Return the records exactly as they are.

*-*-*

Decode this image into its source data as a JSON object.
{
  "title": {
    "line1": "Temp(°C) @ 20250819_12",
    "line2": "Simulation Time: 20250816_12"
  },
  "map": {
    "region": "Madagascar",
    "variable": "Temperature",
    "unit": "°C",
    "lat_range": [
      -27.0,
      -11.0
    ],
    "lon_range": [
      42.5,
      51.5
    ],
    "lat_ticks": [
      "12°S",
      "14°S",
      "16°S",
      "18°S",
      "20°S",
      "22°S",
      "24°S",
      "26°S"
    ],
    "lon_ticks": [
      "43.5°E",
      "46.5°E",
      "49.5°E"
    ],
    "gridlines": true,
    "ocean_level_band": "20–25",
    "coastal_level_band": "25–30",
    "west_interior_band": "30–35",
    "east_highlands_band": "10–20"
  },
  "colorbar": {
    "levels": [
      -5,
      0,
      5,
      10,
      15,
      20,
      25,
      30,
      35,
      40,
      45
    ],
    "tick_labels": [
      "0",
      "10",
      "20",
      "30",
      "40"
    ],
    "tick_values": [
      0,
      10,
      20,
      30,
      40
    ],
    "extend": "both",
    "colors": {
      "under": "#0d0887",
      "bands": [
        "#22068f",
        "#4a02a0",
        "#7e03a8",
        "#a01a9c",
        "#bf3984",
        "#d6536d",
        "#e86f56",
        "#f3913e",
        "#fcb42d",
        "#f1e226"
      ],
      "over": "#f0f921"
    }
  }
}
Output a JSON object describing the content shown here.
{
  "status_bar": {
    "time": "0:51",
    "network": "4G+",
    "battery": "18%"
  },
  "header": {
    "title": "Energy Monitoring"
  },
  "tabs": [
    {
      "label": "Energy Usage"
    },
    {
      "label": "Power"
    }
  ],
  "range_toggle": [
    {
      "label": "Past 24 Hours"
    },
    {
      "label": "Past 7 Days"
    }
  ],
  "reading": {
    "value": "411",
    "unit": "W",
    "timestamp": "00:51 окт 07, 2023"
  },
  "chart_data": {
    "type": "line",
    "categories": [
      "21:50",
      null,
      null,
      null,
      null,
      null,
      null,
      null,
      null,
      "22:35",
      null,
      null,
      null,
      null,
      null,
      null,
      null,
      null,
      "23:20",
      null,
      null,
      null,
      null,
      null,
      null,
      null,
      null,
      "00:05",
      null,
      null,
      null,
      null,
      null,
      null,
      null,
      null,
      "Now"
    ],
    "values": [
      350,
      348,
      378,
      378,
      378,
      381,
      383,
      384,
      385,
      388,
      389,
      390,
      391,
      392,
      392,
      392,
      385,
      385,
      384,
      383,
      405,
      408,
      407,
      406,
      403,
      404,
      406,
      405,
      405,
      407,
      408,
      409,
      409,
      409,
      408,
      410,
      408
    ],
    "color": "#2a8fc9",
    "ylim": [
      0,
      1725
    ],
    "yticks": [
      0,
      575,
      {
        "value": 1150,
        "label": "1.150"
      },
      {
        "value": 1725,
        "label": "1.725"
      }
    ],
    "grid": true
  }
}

*-*-*

REPLY:
Decode this image into its source data as a JSON object.
{
  "title": {
    "line1": "Temp(°C) @ 20250819_12",
    "line2": "Simulation Time: 20250816_12"
  },
  "map": {
    "region": "Madagascar",
    "variable": "Temperature",
    "unit": "°C",
    "lat_range": [
      -27.0,
      -11.0
    ],
    "lon_range": [
      42.5,
      51.5
    ],
    "lat_ticks": [
      "12°S",
      "14°S",
      "16°S",
      "18°S",
      "20°S",
      "22°S",
      "24°S",
      "26°S"
    ],
    "lon_ticks": [
      "43.5°E",
      "46.5°E",
      "49.5°E"
    ],
    "gridlines": true,
    "ocean_level_band": "20–25",
    "coastal_level_band": "25–30",
    "west_interior_band": "30–35",
    "east_highlands_band": "10–20"
  },
  "colorbar": {
    "levels": [
      -5,
      0,
      5,
      10,
      15,
      20,
      25,
      30,
      35,
      40,
      45
    ],
    "tick_labels": [
      "0",
      "10",
      "20",
      "30",
      "40"
    ],
    "tick_values": [
      0,
      10,
      20,
      30,
      40
    ],
    "extend": "both",
    "colors": {
      "under": "#0d0887",
      "bands": [
        "#22068f",
        "#4a02a0",
        "#7e03a8",
        "#a01a9c",
        "#bf3984",
        "#d6536d",
        "#e86f56",
        "#f3913e",
        "#fcb42d",
        "#f1e226"
      ],
      "over": "#f0f921"
    }
  }
}
Output a JSON object describing the content shown here.
{
  "status_bar": {
    "time": "0:51",
    "network": "4G+",
    "battery": "18%"
  },
  "header": {
    "title": "Energy Monitoring"
  },
  "tabs": [
    {
      "label": "Energy Usage"
    },
    {
      "label": "Power"
    }
  ],
  "range_toggle": [
    {
      "label": "Past 24 Hours"
    },
    {
      "label": "Past 7 Days"
    }
  ],
  "reading": {
    "value": "411",
    "unit": "W",
    "timestamp": "00:51 окт 07, 2023"
  },
  "chart_data": {
    "type": "line",
    "categories": [
      "21:50",
      null,
      null,
      null,
      null,
      null,
      null,
      null,
      null,
      "22:35",
      null,
      null,
      null,
      null,
      null,
      null,
      null,
      null,
      "23:20",
      null,
      null,
      null,
      null,
      null,
      null,
      null,
      null,
      "00:05",
      null,
      null,
      null,
      null,
      null,
      null,
      null,
      null,
      "Now"
    ],
    "values": [
      350,
      348,
      378,
      378,
      378,
      381,
      383,
      384,
      385,
      388,
      389,
      390,
      391,
      392,
      392,
      392,
      385,
      385,
      384,
      383,
      405,
      408,
      407,
      406,
      403,
      404,
      406,
      405,
      405,
      407,
      408,
      409,
      409,
      409,
      408,
      410,
      408
    ],
    "color": "#2a8fc9",
    "ylim": [
      0,
      1725
    ],
    "yticks": [
      0,
      575,
      {
        "value": 1150,
        "label": "1.150"
      },
      {
        "value": 1725,
        "label": "1.725"
      }
    ],
    "grid": true
  }
}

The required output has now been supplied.